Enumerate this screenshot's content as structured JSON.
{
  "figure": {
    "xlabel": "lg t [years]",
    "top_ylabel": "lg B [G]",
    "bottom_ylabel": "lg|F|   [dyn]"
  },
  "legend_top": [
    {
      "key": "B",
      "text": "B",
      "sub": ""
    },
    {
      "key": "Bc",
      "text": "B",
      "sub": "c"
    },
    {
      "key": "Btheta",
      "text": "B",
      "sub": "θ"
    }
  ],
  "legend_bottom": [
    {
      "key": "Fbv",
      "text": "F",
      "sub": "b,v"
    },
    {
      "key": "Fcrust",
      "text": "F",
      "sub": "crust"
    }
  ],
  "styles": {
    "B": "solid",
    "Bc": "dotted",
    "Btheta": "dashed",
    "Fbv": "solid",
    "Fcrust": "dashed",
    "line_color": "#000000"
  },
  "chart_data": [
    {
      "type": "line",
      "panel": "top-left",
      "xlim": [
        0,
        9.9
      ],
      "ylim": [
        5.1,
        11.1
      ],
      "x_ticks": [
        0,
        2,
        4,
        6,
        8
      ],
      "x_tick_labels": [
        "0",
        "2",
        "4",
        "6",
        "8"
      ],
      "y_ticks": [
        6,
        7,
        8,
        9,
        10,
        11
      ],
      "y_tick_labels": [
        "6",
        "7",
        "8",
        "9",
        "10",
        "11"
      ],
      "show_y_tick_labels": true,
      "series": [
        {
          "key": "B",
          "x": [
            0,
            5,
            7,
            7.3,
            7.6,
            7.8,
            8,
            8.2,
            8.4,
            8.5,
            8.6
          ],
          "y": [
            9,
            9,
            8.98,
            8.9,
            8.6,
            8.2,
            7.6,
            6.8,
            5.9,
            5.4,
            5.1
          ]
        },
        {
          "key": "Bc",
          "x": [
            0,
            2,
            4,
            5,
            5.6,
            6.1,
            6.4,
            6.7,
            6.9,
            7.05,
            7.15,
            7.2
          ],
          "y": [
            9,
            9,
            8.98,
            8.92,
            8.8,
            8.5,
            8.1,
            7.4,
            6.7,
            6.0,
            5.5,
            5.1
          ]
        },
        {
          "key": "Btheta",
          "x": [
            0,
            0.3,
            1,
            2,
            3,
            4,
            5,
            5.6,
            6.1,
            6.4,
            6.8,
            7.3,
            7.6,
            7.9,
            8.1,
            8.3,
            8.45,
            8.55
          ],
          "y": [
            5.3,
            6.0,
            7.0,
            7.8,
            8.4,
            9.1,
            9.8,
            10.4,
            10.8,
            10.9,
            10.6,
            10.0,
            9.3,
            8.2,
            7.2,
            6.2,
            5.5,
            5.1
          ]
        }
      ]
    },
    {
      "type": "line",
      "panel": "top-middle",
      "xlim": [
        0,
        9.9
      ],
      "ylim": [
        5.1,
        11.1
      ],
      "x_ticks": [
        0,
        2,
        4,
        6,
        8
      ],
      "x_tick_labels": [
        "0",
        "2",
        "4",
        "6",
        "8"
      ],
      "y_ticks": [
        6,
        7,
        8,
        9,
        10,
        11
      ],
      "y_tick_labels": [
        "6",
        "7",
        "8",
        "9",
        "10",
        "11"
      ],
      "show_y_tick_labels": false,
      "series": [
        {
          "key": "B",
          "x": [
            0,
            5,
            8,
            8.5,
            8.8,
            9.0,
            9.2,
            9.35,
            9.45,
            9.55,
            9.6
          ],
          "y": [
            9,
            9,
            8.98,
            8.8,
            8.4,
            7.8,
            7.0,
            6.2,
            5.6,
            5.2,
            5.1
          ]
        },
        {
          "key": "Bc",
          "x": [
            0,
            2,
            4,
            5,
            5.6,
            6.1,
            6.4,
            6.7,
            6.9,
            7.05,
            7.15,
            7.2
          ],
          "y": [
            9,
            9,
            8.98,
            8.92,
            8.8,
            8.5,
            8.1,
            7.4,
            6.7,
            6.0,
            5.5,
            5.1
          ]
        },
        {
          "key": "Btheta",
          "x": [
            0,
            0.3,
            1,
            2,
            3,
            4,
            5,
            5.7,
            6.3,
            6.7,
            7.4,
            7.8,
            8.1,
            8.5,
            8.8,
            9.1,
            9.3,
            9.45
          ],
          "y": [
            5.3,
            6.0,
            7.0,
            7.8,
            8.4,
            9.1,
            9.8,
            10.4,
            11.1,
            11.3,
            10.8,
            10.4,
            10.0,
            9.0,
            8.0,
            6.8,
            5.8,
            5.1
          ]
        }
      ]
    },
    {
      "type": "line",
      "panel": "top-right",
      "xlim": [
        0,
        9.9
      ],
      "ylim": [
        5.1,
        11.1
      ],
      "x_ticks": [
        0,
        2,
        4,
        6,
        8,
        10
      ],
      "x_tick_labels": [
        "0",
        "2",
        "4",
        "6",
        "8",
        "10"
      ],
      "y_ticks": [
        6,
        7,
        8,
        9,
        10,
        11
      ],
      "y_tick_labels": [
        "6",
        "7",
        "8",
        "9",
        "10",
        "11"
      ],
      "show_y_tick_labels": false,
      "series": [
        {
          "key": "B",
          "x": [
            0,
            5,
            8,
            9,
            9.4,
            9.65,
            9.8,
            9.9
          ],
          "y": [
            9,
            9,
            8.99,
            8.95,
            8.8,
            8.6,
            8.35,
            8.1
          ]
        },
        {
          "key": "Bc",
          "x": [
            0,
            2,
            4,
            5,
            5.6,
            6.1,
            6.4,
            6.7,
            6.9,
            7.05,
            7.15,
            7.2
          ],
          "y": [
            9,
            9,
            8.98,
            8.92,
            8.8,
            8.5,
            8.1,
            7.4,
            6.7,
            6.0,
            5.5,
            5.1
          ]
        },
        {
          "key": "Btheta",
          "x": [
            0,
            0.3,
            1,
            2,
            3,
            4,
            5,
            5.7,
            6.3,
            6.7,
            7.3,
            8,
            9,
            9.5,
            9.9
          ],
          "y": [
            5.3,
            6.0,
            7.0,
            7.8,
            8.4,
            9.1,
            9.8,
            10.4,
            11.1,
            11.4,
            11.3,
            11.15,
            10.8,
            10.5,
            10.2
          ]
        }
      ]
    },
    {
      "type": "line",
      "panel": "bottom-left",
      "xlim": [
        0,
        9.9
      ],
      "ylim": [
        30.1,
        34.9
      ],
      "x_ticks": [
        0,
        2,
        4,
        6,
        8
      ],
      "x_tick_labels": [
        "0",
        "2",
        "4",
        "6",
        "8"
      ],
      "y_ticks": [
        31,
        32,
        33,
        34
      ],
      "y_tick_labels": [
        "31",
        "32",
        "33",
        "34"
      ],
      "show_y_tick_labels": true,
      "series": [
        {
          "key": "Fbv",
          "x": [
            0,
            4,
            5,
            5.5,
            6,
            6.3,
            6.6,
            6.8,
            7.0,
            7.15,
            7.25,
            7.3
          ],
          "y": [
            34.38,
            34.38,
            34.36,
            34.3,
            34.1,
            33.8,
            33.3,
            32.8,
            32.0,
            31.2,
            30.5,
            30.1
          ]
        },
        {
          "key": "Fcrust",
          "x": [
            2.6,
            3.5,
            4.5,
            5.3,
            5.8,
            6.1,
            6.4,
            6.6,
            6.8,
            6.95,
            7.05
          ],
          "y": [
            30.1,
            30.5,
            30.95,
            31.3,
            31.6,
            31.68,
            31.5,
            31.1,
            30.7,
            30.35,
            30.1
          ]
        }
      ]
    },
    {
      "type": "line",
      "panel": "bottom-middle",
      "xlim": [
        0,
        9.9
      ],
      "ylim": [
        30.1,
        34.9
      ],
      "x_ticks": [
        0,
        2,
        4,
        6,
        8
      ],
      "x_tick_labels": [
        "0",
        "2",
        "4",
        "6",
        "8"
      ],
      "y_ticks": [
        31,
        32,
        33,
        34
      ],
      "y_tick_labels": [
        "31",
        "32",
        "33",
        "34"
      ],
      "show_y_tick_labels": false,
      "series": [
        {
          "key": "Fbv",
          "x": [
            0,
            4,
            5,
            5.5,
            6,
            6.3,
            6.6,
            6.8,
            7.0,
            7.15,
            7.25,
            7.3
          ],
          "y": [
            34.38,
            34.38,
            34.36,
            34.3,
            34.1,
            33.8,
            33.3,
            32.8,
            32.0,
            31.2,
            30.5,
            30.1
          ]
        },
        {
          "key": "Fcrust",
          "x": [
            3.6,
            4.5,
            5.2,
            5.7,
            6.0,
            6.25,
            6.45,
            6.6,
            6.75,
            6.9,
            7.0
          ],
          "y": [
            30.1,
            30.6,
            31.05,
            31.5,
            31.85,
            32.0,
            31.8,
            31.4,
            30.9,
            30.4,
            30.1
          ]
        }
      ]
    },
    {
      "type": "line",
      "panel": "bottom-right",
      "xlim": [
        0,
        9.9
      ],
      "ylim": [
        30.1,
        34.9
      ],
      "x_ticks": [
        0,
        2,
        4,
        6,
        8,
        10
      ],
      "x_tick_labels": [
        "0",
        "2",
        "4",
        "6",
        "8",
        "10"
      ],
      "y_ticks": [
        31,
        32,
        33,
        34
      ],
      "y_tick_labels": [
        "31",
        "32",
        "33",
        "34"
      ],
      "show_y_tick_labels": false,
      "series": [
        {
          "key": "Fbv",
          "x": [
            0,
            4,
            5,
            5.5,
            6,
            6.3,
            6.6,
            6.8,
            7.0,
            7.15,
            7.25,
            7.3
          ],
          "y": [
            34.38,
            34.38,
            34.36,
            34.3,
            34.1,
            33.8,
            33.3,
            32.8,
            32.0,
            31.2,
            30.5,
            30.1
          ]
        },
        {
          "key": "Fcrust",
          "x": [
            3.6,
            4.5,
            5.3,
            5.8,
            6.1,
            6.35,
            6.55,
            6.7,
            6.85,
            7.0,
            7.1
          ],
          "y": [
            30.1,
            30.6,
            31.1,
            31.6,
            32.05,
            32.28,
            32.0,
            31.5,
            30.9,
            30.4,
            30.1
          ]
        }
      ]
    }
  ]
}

• [What you have to do] Gather all lines where the word "panel" appears.

• [Task response]
      "panel": "top-left",
      "panel": "top-middle",
      "panel": "top-right",
      "panel": "bottom-left",
      "panel": "bottom-middle",
      "panel": "bottom-right",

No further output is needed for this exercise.